* DATASET ENTRIES *
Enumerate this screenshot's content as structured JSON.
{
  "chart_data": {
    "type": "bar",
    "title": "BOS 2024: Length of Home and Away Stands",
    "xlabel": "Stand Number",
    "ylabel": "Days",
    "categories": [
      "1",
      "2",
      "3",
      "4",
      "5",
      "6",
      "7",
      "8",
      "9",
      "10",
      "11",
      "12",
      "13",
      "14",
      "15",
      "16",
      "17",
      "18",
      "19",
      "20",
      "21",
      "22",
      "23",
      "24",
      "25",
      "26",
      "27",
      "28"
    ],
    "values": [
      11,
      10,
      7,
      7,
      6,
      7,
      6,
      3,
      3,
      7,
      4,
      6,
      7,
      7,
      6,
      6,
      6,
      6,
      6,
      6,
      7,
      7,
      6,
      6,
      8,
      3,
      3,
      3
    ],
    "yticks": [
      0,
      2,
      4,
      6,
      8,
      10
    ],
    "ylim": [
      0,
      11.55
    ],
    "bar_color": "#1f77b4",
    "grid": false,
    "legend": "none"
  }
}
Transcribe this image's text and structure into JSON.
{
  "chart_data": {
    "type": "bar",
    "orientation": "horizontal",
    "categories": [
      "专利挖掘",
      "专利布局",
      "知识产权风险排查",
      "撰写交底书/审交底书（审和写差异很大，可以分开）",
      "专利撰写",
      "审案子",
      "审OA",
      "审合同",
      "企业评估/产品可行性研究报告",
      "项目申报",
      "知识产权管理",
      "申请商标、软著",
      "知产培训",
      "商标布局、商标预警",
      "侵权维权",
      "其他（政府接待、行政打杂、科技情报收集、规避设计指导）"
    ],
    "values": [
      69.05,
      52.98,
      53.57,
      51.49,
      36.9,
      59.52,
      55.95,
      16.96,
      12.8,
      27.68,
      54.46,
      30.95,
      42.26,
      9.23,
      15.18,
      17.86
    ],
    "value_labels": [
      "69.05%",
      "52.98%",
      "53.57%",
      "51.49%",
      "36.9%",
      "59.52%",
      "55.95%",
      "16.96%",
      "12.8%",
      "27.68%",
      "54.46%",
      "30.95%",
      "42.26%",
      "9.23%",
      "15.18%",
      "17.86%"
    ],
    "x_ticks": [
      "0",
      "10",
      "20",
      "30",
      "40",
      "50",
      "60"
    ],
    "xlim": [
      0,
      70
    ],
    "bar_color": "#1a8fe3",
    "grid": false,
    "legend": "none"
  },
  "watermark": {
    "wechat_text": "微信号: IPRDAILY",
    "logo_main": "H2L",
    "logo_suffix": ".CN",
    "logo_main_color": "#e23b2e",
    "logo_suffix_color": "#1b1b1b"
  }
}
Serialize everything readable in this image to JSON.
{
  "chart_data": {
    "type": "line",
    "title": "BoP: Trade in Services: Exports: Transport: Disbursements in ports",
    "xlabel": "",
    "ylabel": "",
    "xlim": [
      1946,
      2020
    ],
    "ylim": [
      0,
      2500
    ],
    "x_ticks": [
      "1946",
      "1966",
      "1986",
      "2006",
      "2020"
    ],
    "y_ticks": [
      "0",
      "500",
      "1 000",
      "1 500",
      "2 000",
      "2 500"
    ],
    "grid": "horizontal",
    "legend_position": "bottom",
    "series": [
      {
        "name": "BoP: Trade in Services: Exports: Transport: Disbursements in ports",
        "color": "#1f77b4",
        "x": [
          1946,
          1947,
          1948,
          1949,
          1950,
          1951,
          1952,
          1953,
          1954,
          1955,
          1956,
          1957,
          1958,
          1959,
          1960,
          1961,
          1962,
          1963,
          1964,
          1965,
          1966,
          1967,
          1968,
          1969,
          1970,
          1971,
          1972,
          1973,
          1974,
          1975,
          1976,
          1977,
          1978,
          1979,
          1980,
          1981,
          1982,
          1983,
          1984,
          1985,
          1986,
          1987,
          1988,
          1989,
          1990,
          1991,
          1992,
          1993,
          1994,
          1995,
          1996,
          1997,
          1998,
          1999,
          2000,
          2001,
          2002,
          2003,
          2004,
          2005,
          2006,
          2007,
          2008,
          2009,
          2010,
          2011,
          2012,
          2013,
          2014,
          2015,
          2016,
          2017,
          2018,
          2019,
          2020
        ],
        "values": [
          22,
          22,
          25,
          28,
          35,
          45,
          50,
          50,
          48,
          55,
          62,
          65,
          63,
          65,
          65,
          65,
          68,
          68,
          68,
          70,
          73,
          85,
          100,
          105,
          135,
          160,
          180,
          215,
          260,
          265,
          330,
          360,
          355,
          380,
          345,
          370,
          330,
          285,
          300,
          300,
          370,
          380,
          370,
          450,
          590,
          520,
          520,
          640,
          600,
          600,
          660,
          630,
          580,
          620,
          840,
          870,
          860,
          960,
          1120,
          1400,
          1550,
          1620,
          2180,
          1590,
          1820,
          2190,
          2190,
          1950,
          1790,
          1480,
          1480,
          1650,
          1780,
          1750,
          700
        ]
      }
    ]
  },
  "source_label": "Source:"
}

* GIVEN PROBLEM *
Give the material above again, word for word.

* SOLUTION TO THIS EXERCISE *
Enumerate this screenshot's content as structured JSON.
{
  "chart_data": {
    "type": "bar",
    "title": "BOS 2024: Length of Home and Away Stands",
    "xlabel": "Stand Number",
    "ylabel": "Days",
    "categories": [
      "1",
      "2",
      "3",
      "4",
      "5",
      "6",
      "7",
      "8",
      "9",
      "10",
      "11",
      "12",
      "13",
      "14",
      "15",
      "16",
      "17",
      "18",
      "19",
      "20",
      "21",
      "22",
      "23",
      "24",
      "25",
      "26",
      "27",
      "28"
    ],
    "values": [
      11,
      10,
      7,
      7,
      6,
      7,
      6,
      3,
      3,
      7,
      4,
      6,
      7,
      7,
      6,
      6,
      6,
      6,
      6,
      6,
      7,
      7,
      6,
      6,
      8,
      3,
      3,
      3
    ],
    "yticks": [
      0,
      2,
      4,
      6,
      8,
      10
    ],
    "ylim": [
      0,
      11.55
    ],
    "bar_color": "#1f77b4",
    "grid": false,
    "legend": "none"
  }
}
Transcribe this image's text and structure into JSON.
{
  "chart_data": {
    "type": "bar",
    "orientation": "horizontal",
    "categories": [
      "专利挖掘",
      "专利布局",
      "知识产权风险排查",
      "撰写交底书/审交底书（审和写差异很大，可以分开）",
      "专利撰写",
      "审案子",
      "审OA",
      "审合同",
      "企业评估/产品可行性研究报告",
      "项目申报",
      "知识产权管理",
      "申请商标、软著",
      "知产培训",
      "商标布局、商标预警",
      "侵权维权",
      "其他（政府接待、行政打杂、科技情报收集、规避设计指导）"
    ],
    "values": [
      69.05,
      52.98,
      53.57,
      51.49,
      36.9,
      59.52,
      55.95,
      16.96,
      12.8,
      27.68,
      54.46,
      30.95,
      42.26,
      9.23,
      15.18,
      17.86
    ],
    "value_labels": [
      "69.05%",
      "52.98%",
      "53.57%",
      "51.49%",
      "36.9%",
      "59.52%",
      "55.95%",
      "16.96%",
      "12.8%",
      "27.68%",
      "54.46%",
      "30.95%",
      "42.26%",
      "9.23%",
      "15.18%",
      "17.86%"
    ],
    "x_ticks": [
      "0",
      "10",
      "20",
      "30",
      "40",
      "50",
      "60"
    ],
    "xlim": [
      0,
      70
    ],
    "bar_color": "#1a8fe3",
    "grid": false,
    "legend": "none"
  },
  "watermark": {
    "wechat_text": "微信号: IPRDAILY",
    "logo_main": "H2L",
    "logo_suffix": ".CN",
    "logo_main_color": "#e23b2e",
    "logo_suffix_color": "#1b1b1b"
  }
}
Serialize everything readable in this image to JSON.
{
  "chart_data": {
    "type": "line",
    "title": "BoP: Trade in Services: Exports: Transport: Disbursements in ports",
    "xlabel": "",
    "ylabel": "",
    "xlim": [
      1946,
      2020
    ],
    "ylim": [
      0,
      2500
    ],
    "x_ticks": [
      "1946",
      "1966",
      "1986",
      "2006",
      "2020"
    ],
    "y_ticks": [
      "0",
      "500",
      "1 000",
      "1 500",
      "2 000",
      "2 500"
    ],
    "grid": "horizontal",
    "legend_position": "bottom",
    "series": [
      {
        "name": "BoP: Trade in Services: Exports: Transport: Disbursements in ports",
        "color": "#1f77b4",
        "x": [
          1946,
          1947,
          1948,
          1949,
          1950,
          1951,
          1952,
          1953,
          1954,
          1955,
          1956,
          1957,
          1958,
          1959,
          1960,
          1961,
          1962,
          1963,
          1964,
          1965,
          1966,
          1967,
          1968,
          1969,
          1970,
          1971,
          1972,
          1973,
          1974,
          1975,
          1976,
          1977,
          1978,
          1979,
          1980,
          1981,
          1982,
          1983,
          1984,
          1985,
          1986,
          1987,
          1988,
          1989,
          1990,
          1991,
          1992,
          1993,
          1994,
          1995,
          1996,
          1997,
          1998,
          1999,
          2000,
          2001,
          2002,
          2003,
          2004,
          2005,
          2006,
          2007,
          2008,
          2009,
          2010,
          2011,
          2012,
          2013,
          2014,
          2015,
          2016,
          2017,
          2018,
          2019,
          2020
        ],
        "values": [
          22,
          22,
          25,
          28,
          35,
          45,
          50,
          50,
          48,
          55,
          62,
          65,
          63,
          65,
          65,
          65,
          68,
          68,
          68,
          70,
          73,
          85,
          100,
          105,
          135,
          160,
          180,
          215,
          260,
          265,
          330,
          360,
          355,
          380,
          345,
          370,
          330,
          285,
          300,
          300,
          370,
          380,
          370,
          450,
          590,
          520,
          520,
          640,
          600,
          600,
          660,
          630,
          580,
          620,
          840,
          870,
          860,
          960,
          1120,
          1400,
          1550,
          1620,
          2180,
          1590,
          1820,
          2190,
          2190,
          1950,
          1790,
          1480,
          1480,
          1650,
          1780,
          1750,
          700
        ]
      }
    ]
  },
  "source_label": "Source:"
}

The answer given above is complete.